▸ TASK DIRECTIONS:
Return the listing below exactly, with the pictures dropped.

▸ EXERCISE INPUTS:
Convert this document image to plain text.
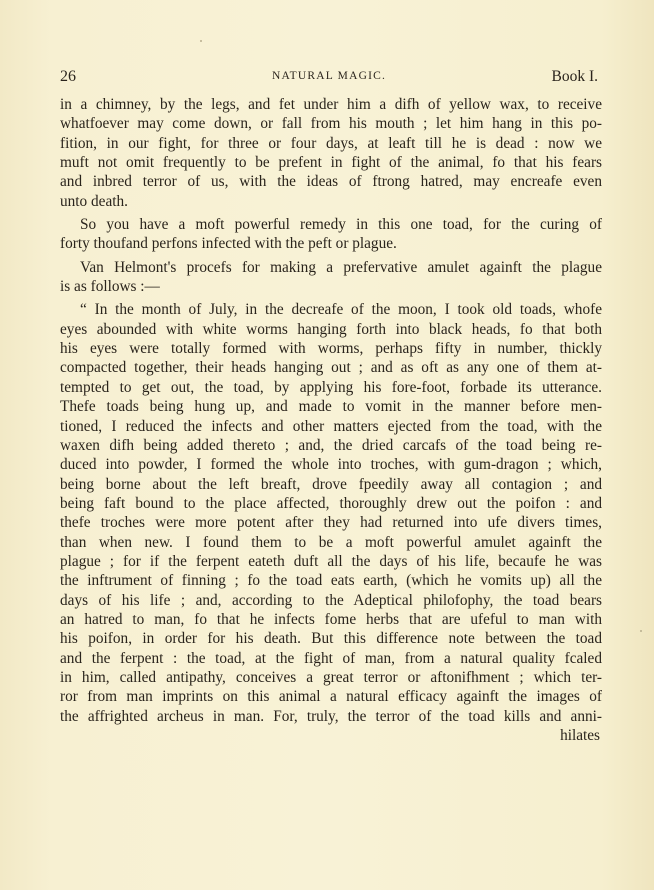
26	NATURAL MAGIC.	Book I.
in a chimney, by the legs, and fet under him a difh of yellow wax, to receive
whatfoever may come down, or fall from his mouth ; let him hang in this po-
fition, in our fight, for three or four days, at leaft till he is dead : now we
muft not omit frequently to be prefent in fight of the animal, fo that his fears
and inbred terror of us, with the ideas of ftrong hatred, may encreafe even
unto death.
So you have a moft powerful remedy in this one toad, for the curing of
forty thoufand perfons infected with the peft or plague.
Van Helmont's procefs for making a prefervative amulet againft the plague
is as follows :—
“ In the month of July, in the decreafe of the moon, I took old toads, whofe
eyes abounded with white worms hanging forth into black heads, fo that both
his eyes were totally formed with worms, perhaps fifty in number, thickly
compacted together, their heads hanging out ; and as oft as any one of them at-
tempted to get out, the toad, by applying his fore-foot, forbade its utterance.
Thefe toads being hung up, and made to vomit in the manner before men-
tioned, I reduced the infects and other matters ejected from the toad, with the
waxen difh being added thereto ; and, the dried carcafs of the toad being re-
duced into powder, I formed the whole into troches, with gum-dragon ; which,
being borne about the left breaft, drove fpeedily away all contagion ; and
being faft bound to the place affected, thoroughly drew out the poifon : and
thefe troches were more potent after they had returned into ufe divers times,
than when new. I found them to be a moft powerful amulet againft the
plague ; for if the ferpent eateth duft all the days of his life, becaufe he was
the inftrument of finning ; fo the toad eats earth, (which he vomits up) all the
days of his life ; and, according to the Adeptical philofophy, the toad bears
an hatred to man, fo that he infects fome herbs that are ufeful to man with
his poifon, in order for his death. But this difference note between the toad
and the ferpent : the toad, at the fight of man, from a natural quality fcaled
in him, called antipathy, conceives a great terror or aftonifhment ; which ter-
ror from man imprints on this animal a natural efficacy againft the images of
the affrighted archeus in man. For, truly, the terror of the toad kills and anni-
hilates
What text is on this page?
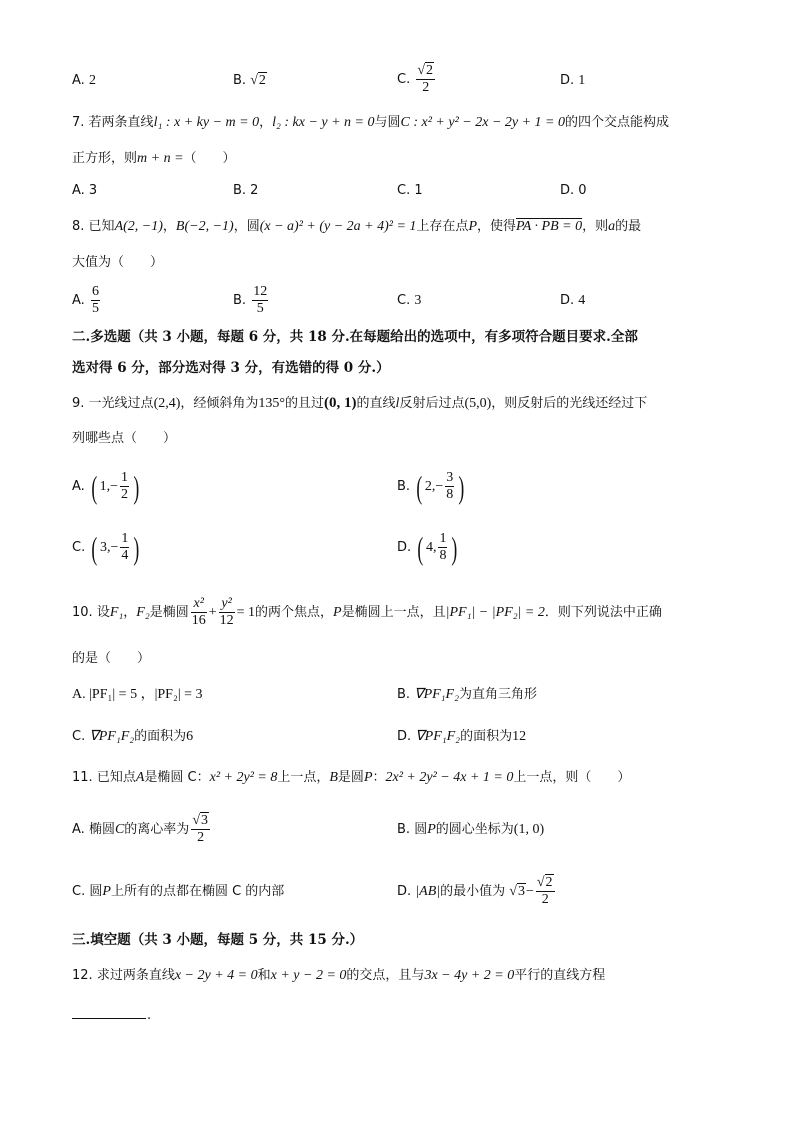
A. 2	B. √2	C. $\frac{√2}{2}$	D. 1
7. 若两条直线l₁ : x + ky − m = 0，l₂ : kx − y + n = 0与圆C : x² + y² − 2x − 2y + 1 = 0的四个交点能构成
正方形，则m + n =（　　）
A. 3	B. 2	C. 1	D. 0
8. 已知A(2, −1)，B(−2, −1)，圆(x − a)² + (y − 2a + 4)² = 1上存在点P，使得PA · PB = 0，则a的最
大值为（　　）
A. $\frac{6}{5}$	B. $\frac{12}{5}$	C. 3	D. 4
二.多选题（共 3 小题，每题 6 分，共 18 分.在每题给出的选项中，有多项符合题目要求.全部
选对得 6 分，部分选对得 3 分，有选错的得 0 分.）
9. 一光线过点(2,4)，经倾斜角为135°的且过(0, 1)的直线l反射后过点(5,0)，则反射后的光线还经过下
列哪些点（　　）
A. ( $1,- \frac{1}{2}$ )	B. ( $2,- \frac{3}{8}$ )
C. ( $3,- \frac{1}{4}$ )	D. ( 4, $\frac{1}{8}$ )
10. 设F₁，F₂是椭圆 $\frac{\text{x²}}{16} + \frac{\text{y²}}{12} = 1$的两个焦点，P是椭圆上一点，且|PF₁| − |PF₂| = 2．则下列说法中正确
的是（　　）
A. |PF₁| = 5 ，|PF₂| = 3	B. ∇PF₁F₂为直角三角形
C. ∇PF₁F₂的面积为6	D. ∇PF₁F₂的面积为12
11. 已知点A是椭圆 C：x² + 2y² = 8上一点，B是圆P：2x² + 2y² − 4x + 1 = 0上一点，则（　　）
A. 椭圆C的离心率为 $\frac{√3}{2}$	B. 圆P的圆心坐标为(1, 0)
C. 圆P上所有的点都在椭圆 C 的内部	D. |AB|的最小值为 $√3- \frac{√2}{2}$
三.填空题（共 3 小题，每题 5 分，共 15 分.）
12. 求过两条直线x − 2y + 4 = 0和x + y − 2 = 0的交点，且与3x − 4y + 2 = 0平行的直线方程
.
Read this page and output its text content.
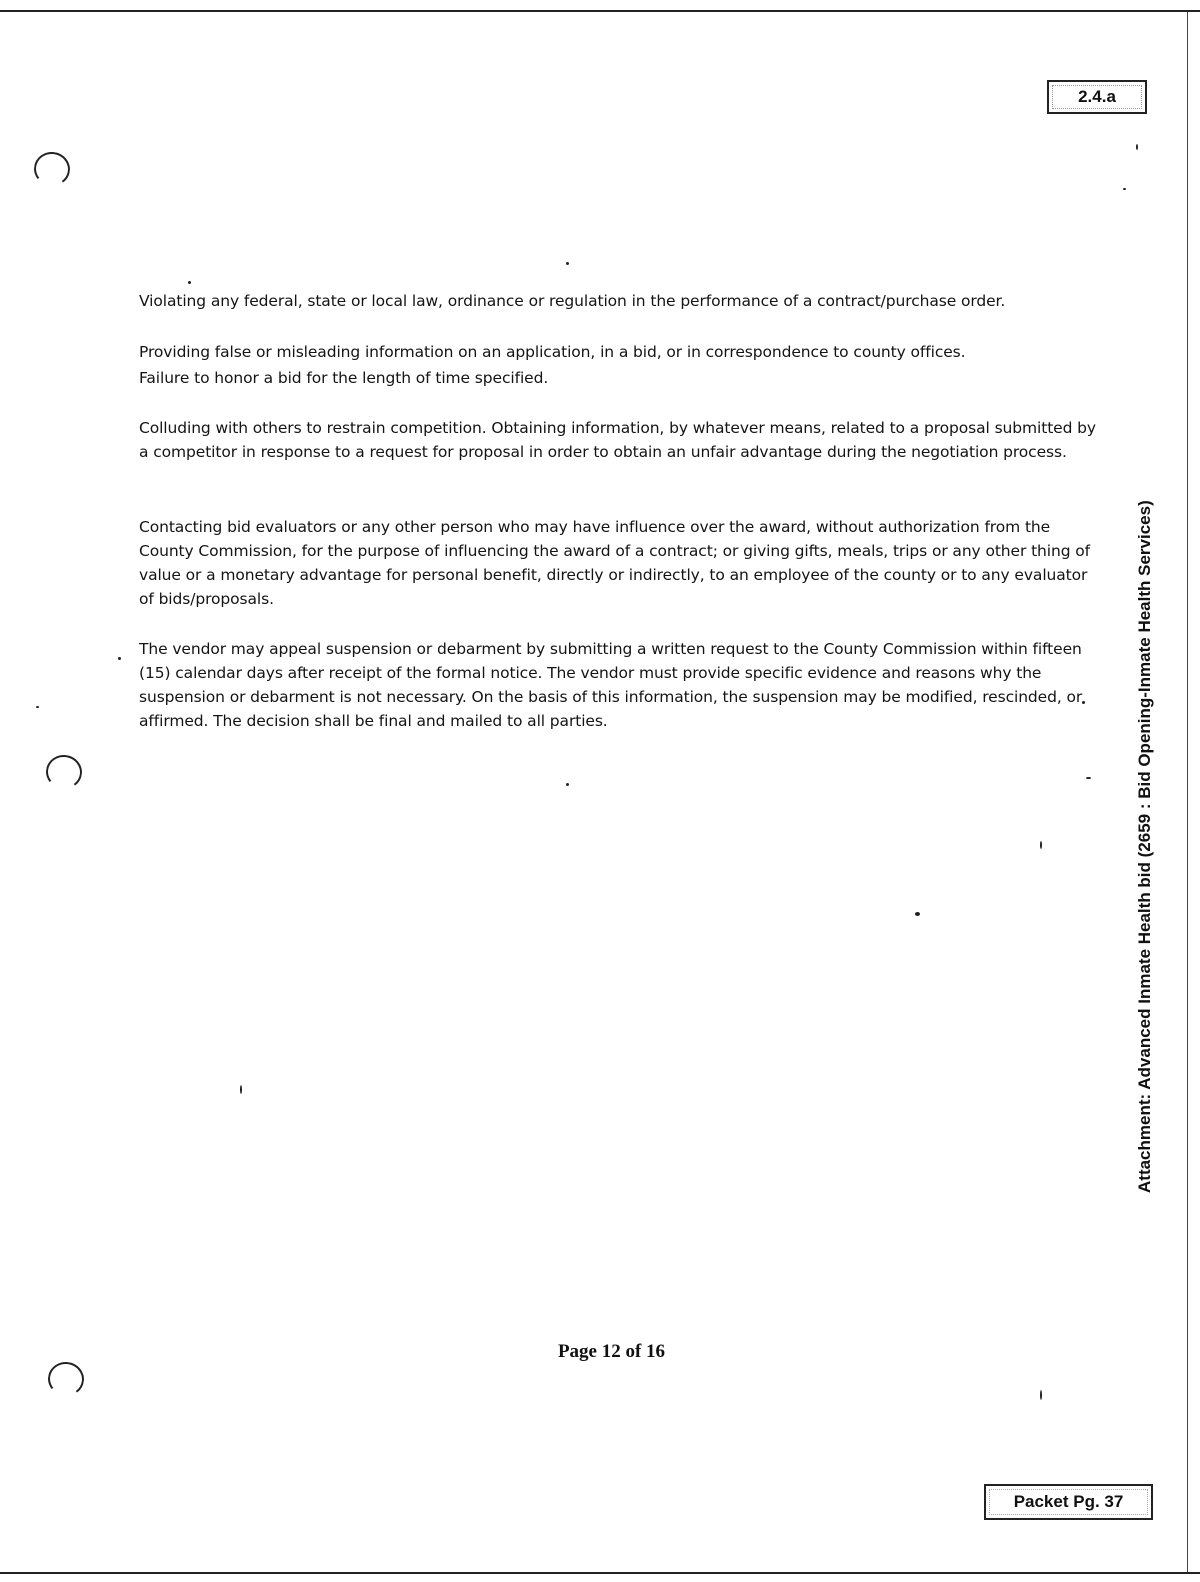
2.4.a

Violating any federal, state or local law, ordinance or regulation in the performance of a contract/purchase order.

Providing false or misleading information on an application, in a bid, or in correspondence to county offices.

Failure to honor a bid for the length of time specified.

Colluding with others to restrain competition. Obtaining information, by whatever means, related to a proposal submitted by a competitor in response to a request for proposal in order to obtain an unfair advantage during the negotiation process.

Contacting bid evaluators or any other person who may have influence over the award, without authorization from the County Commission, for the purpose of influencing the award of a contract; or giving gifts, meals, trips or any other thing of value or a monetary advantage for personal benefit, directly or indirectly, to an employee of the county or to any evaluator of bids/proposals.

The vendor may appeal suspension or debarment by submitting a written request to the County Commission within fifteen (15) calendar days after receipt of the formal notice. The vendor must provide specific evidence and reasons why the suspension or debarment is not necessary. On the basis of this information, the suspension may be modified, rescinded, or affirmed. The decision shall be final and mailed to all parties.	Attachment: Advanced Inmate Health bid (2659 : Bid Opening-Inmate Health Services)
Page 12 of 16
Packet Pg. 37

▸ SOLUTION TO THIS EXERCISE:
Convert this document image to plain text.
26	NATURAL MAGIC.	Book I.
in a chimney, by the legs, and fet under him a difh of yellow wax, to receive
whatfoever may come down, or fall from his mouth ; let him hang in this po-
fition, in our fight, for three or four days, at leaft till he is dead : now we
muft not omit frequently to be prefent in fight of the animal, fo that his fears
and inbred terror of us, with the ideas of ftrong hatred, may encreafe even
unto death.
So you have a moft powerful remedy in this one toad, for the curing of
forty thoufand perfons infected with the peft or plague.
Van Helmont's procefs for making a prefervative amulet againft the plague
is as follows :—
“ In the month of July, in the decreafe of the moon, I took old toads, whofe
eyes abounded with white worms hanging forth into black heads, fo that both
his eyes were totally formed with worms, perhaps fifty in number, thickly
compacted together, their heads hanging out ; and as oft as any one of them at-
tempted to get out, the toad, by applying his fore-foot, forbade its utterance.
Thefe toads being hung up, and made to vomit in the manner before men-
tioned, I reduced the infects and other matters ejected from the toad, with the
waxen difh being added thereto ; and, the dried carcafs of the toad being re-
duced into powder, I formed the whole into troches, with gum-dragon ; which,
being borne about the left breaft, drove fpeedily away all contagion ; and
being faft bound to the place affected, thoroughly drew out the poifon : and
thefe troches were more potent after they had returned into ufe divers times,
than when new. I found them to be a moft powerful amulet againft the
plague ; for if the ferpent eateth duft all the days of his life, becaufe he was
the inftrument of finning ; fo the toad eats earth, (which he vomits up) all the
days of his life ; and, according to the Adeptical philofophy, the toad bears
an hatred to man, fo that he infects fome herbs that are ufeful to man with
his poifon, in order for his death. But this difference note between the toad
and the ferpent : the toad, at the fight of man, from a natural quality fcaled
in him, called antipathy, conceives a great terror or aftonifhment ; which ter-
ror from man imprints on this animal a natural efficacy againft the images of
the affrighted archeus in man. For, truly, the terror of the toad kills and anni-
hilates
What text is on this page?
A. 2	B. √2	C. $\frac{√2}{2}$	D. 1
7. 若两条直线l₁ : x + ky − m = 0，l₂ : kx − y + n = 0与圆C : x² + y² − 2x − 2y + 1 = 0的四个交点能构成
正方形，则m + n =（　　）
A. 3	B. 2	C. 1	D. 0
8. 已知A(2, −1)，B(−2, −1)，圆(x − a)² + (y − 2a + 4)² = 1上存在点P，使得PA · PB = 0，则a的最
大值为（　　）
A. $\frac{6}{5}$	B. $\frac{12}{5}$	C. 3	D. 4
二.多选题（共 3 小题，每题 6 分，共 18 分.在每题给出的选项中，有多项符合题目要求.全部
选对得 6 分，部分选对得 3 分，有选错的得 0 分.）
9. 一光线过点(2,4)，经倾斜角为135°的且过(0, 1)的直线l反射后过点(5,0)，则反射后的光线还经过下
列哪些点（　　）
A. ( $1,- \frac{1}{2}$ )	B. ( $2,- \frac{3}{8}$ )
C. ( $3,- \frac{1}{4}$ )	D. ( 4, $\frac{1}{8}$ )
10. 设F₁，F₂是椭圆 $\frac{\text{x²}}{16} + \frac{\text{y²}}{12} = 1$的两个焦点，P是椭圆上一点，且|PF₁| − |PF₂| = 2．则下列说法中正确
的是（　　）
A. |PF₁| = 5 ，|PF₂| = 3	B. ∇PF₁F₂为直角三角形
C. ∇PF₁F₂的面积为6	D. ∇PF₁F₂的面积为12
11. 已知点A是椭圆 C：x² + 2y² = 8上一点，B是圆P：2x² + 2y² − 4x + 1 = 0上一点，则（　　）
A. 椭圆C的离心率为 $\frac{√3}{2}$	B. 圆P的圆心坐标为(1, 0)
C. 圆P上所有的点都在椭圆 C 的内部	D. |AB|的最小值为 $√3- \frac{√2}{2}$
三.填空题（共 3 小题，每题 5 分，共 15 分.）
12. 求过两条直线x − 2y + 4 = 0和x + y − 2 = 0的交点，且与3x − 4y + 2 = 0平行的直线方程
.
Read this page and output its text content.
2.4.a

Violating any federal, state or local law, ordinance or regulation in the performance of a contract/purchase order.

Providing false or misleading information on an application, in a bid, or in correspondence to county offices.

Failure to honor a bid for the length of time specified.

Colluding with others to restrain competition. Obtaining information, by whatever means, related to a proposal submitted by a competitor in response to a request for proposal in order to obtain an unfair advantage during the negotiation process.

Contacting bid evaluators or any other person who may have influence over the award, without authorization from the County Commission, for the purpose of influencing the award of a contract; or giving gifts, meals, trips or any other thing of value or a monetary advantage for personal benefit, directly or indirectly, to an employee of the county or to any evaluator of bids/proposals.

The vendor may appeal suspension or debarment by submitting a written request to the County Commission within fifteen (15) calendar days after receipt of the formal notice. The vendor must provide specific evidence and reasons why the suspension or debarment is not necessary. On the basis of this information, the suspension may be modified, rescinded, or affirmed. The decision shall be final and mailed to all parties.	Attachment: Advanced Inmate Health bid (2659 : Bid Opening-Inmate Health Services)
Page 12 of 16
Packet Pg. 37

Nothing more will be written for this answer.